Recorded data
* begin *
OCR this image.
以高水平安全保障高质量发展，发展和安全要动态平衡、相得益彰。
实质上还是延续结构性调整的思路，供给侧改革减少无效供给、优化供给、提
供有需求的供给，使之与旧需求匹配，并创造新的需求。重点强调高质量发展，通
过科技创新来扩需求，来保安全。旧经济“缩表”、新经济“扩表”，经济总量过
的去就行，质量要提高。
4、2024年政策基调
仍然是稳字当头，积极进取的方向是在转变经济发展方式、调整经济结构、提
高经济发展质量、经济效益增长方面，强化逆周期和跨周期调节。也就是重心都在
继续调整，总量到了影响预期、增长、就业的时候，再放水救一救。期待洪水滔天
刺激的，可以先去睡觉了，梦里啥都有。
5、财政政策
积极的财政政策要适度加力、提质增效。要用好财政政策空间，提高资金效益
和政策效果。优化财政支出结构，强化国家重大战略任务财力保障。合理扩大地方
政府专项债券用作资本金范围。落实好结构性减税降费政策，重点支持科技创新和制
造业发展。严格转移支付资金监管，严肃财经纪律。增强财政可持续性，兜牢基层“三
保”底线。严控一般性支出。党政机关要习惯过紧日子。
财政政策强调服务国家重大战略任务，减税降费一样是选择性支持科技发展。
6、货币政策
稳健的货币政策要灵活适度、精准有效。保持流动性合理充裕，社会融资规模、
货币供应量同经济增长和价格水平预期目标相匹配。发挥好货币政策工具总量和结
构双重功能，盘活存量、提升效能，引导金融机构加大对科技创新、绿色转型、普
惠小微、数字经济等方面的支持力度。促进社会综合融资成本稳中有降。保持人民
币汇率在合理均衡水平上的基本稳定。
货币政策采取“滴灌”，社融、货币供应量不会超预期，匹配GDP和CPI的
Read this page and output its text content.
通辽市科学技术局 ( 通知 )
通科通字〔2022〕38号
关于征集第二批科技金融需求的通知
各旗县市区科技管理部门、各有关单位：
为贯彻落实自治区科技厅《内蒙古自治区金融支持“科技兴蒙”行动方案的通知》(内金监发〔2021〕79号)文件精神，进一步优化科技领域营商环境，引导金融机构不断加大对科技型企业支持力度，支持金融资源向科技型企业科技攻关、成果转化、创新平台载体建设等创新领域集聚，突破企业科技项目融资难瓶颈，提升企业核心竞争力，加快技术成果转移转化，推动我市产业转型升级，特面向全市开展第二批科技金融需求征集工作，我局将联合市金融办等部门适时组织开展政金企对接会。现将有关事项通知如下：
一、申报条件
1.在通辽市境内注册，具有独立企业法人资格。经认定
* end *
* _Work required_
Return every line above in which the string "this" occurs.

* _Response_
OCR this image.
Read this page and output its text content.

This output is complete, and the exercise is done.